Output each line of the material exactly as it stands.

---+---

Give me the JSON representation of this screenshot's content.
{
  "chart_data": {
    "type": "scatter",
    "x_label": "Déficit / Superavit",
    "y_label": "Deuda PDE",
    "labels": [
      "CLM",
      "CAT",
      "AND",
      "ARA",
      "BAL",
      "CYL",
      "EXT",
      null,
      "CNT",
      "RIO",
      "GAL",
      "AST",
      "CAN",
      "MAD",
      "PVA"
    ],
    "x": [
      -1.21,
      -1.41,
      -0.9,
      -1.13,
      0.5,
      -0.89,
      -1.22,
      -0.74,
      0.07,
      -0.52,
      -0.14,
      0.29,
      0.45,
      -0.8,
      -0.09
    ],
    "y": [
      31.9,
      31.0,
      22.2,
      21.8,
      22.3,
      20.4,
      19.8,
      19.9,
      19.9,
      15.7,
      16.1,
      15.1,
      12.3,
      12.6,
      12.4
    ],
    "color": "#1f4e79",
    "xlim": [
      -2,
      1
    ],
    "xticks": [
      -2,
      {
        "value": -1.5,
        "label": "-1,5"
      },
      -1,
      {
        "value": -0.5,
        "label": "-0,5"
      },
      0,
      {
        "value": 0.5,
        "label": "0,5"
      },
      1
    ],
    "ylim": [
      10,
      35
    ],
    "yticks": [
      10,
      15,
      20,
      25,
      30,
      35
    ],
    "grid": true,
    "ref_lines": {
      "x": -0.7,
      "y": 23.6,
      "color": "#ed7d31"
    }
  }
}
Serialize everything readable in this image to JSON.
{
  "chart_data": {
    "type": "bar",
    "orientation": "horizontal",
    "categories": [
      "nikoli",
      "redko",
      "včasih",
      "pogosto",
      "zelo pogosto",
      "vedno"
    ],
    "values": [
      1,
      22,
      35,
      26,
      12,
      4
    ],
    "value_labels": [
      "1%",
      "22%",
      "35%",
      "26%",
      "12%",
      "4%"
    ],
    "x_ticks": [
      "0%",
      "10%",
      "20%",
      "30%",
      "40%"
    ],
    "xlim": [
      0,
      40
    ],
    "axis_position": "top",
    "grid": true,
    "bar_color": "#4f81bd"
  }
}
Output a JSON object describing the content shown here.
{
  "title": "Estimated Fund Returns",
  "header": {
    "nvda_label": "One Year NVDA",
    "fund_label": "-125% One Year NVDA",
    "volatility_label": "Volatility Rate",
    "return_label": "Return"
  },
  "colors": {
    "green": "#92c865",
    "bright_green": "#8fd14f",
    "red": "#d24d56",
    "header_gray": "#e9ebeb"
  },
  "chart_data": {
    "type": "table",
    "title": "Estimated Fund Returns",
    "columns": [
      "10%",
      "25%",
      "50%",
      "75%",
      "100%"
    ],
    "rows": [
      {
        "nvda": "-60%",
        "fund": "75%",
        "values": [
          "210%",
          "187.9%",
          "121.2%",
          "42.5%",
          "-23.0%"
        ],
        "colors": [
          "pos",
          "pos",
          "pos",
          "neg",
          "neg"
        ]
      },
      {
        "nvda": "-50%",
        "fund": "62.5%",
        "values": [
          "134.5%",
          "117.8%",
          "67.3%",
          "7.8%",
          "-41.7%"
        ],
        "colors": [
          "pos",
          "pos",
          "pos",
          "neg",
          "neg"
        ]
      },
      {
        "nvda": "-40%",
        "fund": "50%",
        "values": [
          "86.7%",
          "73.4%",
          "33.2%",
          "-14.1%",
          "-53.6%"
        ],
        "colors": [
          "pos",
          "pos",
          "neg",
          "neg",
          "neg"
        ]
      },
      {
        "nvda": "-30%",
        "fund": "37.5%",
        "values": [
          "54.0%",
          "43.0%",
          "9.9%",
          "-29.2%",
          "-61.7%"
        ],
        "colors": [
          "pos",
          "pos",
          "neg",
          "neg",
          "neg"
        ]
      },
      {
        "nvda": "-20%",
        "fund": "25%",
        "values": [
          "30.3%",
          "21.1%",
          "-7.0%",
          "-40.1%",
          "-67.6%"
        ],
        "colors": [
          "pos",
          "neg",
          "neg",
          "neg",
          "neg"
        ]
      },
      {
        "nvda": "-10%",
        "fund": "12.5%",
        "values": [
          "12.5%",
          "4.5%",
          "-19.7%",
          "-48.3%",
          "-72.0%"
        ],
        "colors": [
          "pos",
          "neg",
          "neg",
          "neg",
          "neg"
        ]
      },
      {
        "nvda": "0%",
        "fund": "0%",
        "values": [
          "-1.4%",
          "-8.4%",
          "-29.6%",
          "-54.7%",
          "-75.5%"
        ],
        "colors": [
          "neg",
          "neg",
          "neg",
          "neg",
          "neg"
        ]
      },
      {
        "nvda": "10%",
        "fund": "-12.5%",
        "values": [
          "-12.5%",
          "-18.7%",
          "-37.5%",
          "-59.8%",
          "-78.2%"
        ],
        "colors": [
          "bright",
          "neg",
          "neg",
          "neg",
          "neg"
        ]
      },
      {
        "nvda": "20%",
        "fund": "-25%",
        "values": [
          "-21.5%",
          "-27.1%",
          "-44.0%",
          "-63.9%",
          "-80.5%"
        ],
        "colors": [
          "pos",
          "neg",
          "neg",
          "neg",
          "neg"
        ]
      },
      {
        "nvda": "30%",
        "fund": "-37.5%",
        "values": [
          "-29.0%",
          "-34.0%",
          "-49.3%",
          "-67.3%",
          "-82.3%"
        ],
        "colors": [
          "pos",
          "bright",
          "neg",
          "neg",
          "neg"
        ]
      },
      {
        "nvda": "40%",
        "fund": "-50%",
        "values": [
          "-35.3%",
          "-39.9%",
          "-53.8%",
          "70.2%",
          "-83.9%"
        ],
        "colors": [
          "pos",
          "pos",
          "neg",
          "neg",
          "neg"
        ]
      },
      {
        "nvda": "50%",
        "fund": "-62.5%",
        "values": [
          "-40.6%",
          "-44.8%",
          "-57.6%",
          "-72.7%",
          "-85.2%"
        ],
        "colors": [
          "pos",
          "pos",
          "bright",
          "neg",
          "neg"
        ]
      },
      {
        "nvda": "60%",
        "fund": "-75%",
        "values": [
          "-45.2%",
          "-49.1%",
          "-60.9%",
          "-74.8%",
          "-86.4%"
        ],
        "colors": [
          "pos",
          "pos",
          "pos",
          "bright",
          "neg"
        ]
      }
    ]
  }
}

---+---

■ Answer to the exercise ■
Give me the JSON representation of this screenshot's content.
{
  "chart_data": {
    "type": "scatter",
    "x_label": "Déficit / Superavit",
    "y_label": "Deuda PDE",
    "labels": [
      "CLM",
      "CAT",
      "AND",
      "ARA",
      "BAL",
      "CYL",
      "EXT",
      null,
      "CNT",
      "RIO",
      "GAL",
      "AST",
      "CAN",
      "MAD",
      "PVA"
    ],
    "x": [
      -1.21,
      -1.41,
      -0.9,
      -1.13,
      0.5,
      -0.89,
      -1.22,
      -0.74,
      0.07,
      -0.52,
      -0.14,
      0.29,
      0.45,
      -0.8,
      -0.09
    ],
    "y": [
      31.9,
      31.0,
      22.2,
      21.8,
      22.3,
      20.4,
      19.8,
      19.9,
      19.9,
      15.7,
      16.1,
      15.1,
      12.3,
      12.6,
      12.4
    ],
    "color": "#1f4e79",
    "xlim": [
      -2,
      1
    ],
    "xticks": [
      -2,
      {
        "value": -1.5,
        "label": "-1,5"
      },
      -1,
      {
        "value": -0.5,
        "label": "-0,5"
      },
      0,
      {
        "value": 0.5,
        "label": "0,5"
      },
      1
    ],
    "ylim": [
      10,
      35
    ],
    "yticks": [
      10,
      15,
      20,
      25,
      30,
      35
    ],
    "grid": true,
    "ref_lines": {
      "x": -0.7,
      "y": 23.6,
      "color": "#ed7d31"
    }
  }
}
Serialize everything readable in this image to JSON.
{
  "chart_data": {
    "type": "bar",
    "orientation": "horizontal",
    "categories": [
      "nikoli",
      "redko",
      "včasih",
      "pogosto",
      "zelo pogosto",
      "vedno"
    ],
    "values": [
      1,
      22,
      35,
      26,
      12,
      4
    ],
    "value_labels": [
      "1%",
      "22%",
      "35%",
      "26%",
      "12%",
      "4%"
    ],
    "x_ticks": [
      "0%",
      "10%",
      "20%",
      "30%",
      "40%"
    ],
    "xlim": [
      0,
      40
    ],
    "axis_position": "top",
    "grid": true,
    "bar_color": "#4f81bd"
  }
}
Output a JSON object describing the content shown here.
{
  "title": "Estimated Fund Returns",
  "header": {
    "nvda_label": "One Year NVDA",
    "fund_label": "-125% One Year NVDA",
    "volatility_label": "Volatility Rate",
    "return_label": "Return"
  },
  "colors": {
    "green": "#92c865",
    "bright_green": "#8fd14f",
    "red": "#d24d56",
    "header_gray": "#e9ebeb"
  },
  "chart_data": {
    "type": "table",
    "title": "Estimated Fund Returns",
    "columns": [
      "10%",
      "25%",
      "50%",
      "75%",
      "100%"
    ],
    "rows": [
      {
        "nvda": "-60%",
        "fund": "75%",
        "values": [
          "210%",
          "187.9%",
          "121.2%",
          "42.5%",
          "-23.0%"
        ],
        "colors": [
          "pos",
          "pos",
          "pos",
          "neg",
          "neg"
        ]
      },
      {
        "nvda": "-50%",
        "fund": "62.5%",
        "values": [
          "134.5%",
          "117.8%",
          "67.3%",
          "7.8%",
          "-41.7%"
        ],
        "colors": [
          "pos",
          "pos",
          "pos",
          "neg",
          "neg"
        ]
      },
      {
        "nvda": "-40%",
        "fund": "50%",
        "values": [
          "86.7%",
          "73.4%",
          "33.2%",
          "-14.1%",
          "-53.6%"
        ],
        "colors": [
          "pos",
          "pos",
          "neg",
          "neg",
          "neg"
        ]
      },
      {
        "nvda": "-30%",
        "fund": "37.5%",
        "values": [
          "54.0%",
          "43.0%",
          "9.9%",
          "-29.2%",
          "-61.7%"
        ],
        "colors": [
          "pos",
          "pos",
          "neg",
          "neg",
          "neg"
        ]
      },
      {
        "nvda": "-20%",
        "fund": "25%",
        "values": [
          "30.3%",
          "21.1%",
          "-7.0%",
          "-40.1%",
          "-67.6%"
        ],
        "colors": [
          "pos",
          "neg",
          "neg",
          "neg",
          "neg"
        ]
      },
      {
        "nvda": "-10%",
        "fund": "12.5%",
        "values": [
          "12.5%",
          "4.5%",
          "-19.7%",
          "-48.3%",
          "-72.0%"
        ],
        "colors": [
          "pos",
          "neg",
          "neg",
          "neg",
          "neg"
        ]
      },
      {
        "nvda": "0%",
        "fund": "0%",
        "values": [
          "-1.4%",
          "-8.4%",
          "-29.6%",
          "-54.7%",
          "-75.5%"
        ],
        "colors": [
          "neg",
          "neg",
          "neg",
          "neg",
          "neg"
        ]
      },
      {
        "nvda": "10%",
        "fund": "-12.5%",
        "values": [
          "-12.5%",
          "-18.7%",
          "-37.5%",
          "-59.8%",
          "-78.2%"
        ],
        "colors": [
          "bright",
          "neg",
          "neg",
          "neg",
          "neg"
        ]
      },
      {
        "nvda": "20%",
        "fund": "-25%",
        "values": [
          "-21.5%",
          "-27.1%",
          "-44.0%",
          "-63.9%",
          "-80.5%"
        ],
        "colors": [
          "pos",
          "neg",
          "neg",
          "neg",
          "neg"
        ]
      },
      {
        "nvda": "30%",
        "fund": "-37.5%",
        "values": [
          "-29.0%",
          "-34.0%",
          "-49.3%",
          "-67.3%",
          "-82.3%"
        ],
        "colors": [
          "pos",
          "bright",
          "neg",
          "neg",
          "neg"
        ]
      },
      {
        "nvda": "40%",
        "fund": "-50%",
        "values": [
          "-35.3%",
          "-39.9%",
          "-53.8%",
          "70.2%",
          "-83.9%"
        ],
        "colors": [
          "pos",
          "pos",
          "neg",
          "neg",
          "neg"
        ]
      },
      {
        "nvda": "50%",
        "fund": "-62.5%",
        "values": [
          "-40.6%",
          "-44.8%",
          "-57.6%",
          "-72.7%",
          "-85.2%"
        ],
        "colors": [
          "pos",
          "pos",
          "bright",
          "neg",
          "neg"
        ]
      },
      {
        "nvda": "60%",
        "fund": "-75%",
        "values": [
          "-45.2%",
          "-49.1%",
          "-60.9%",
          "-74.8%",
          "-86.4%"
        ],
        "colors": [
          "pos",
          "pos",
          "pos",
          "bright",
          "neg"
        ]
      }
    ]
  }
}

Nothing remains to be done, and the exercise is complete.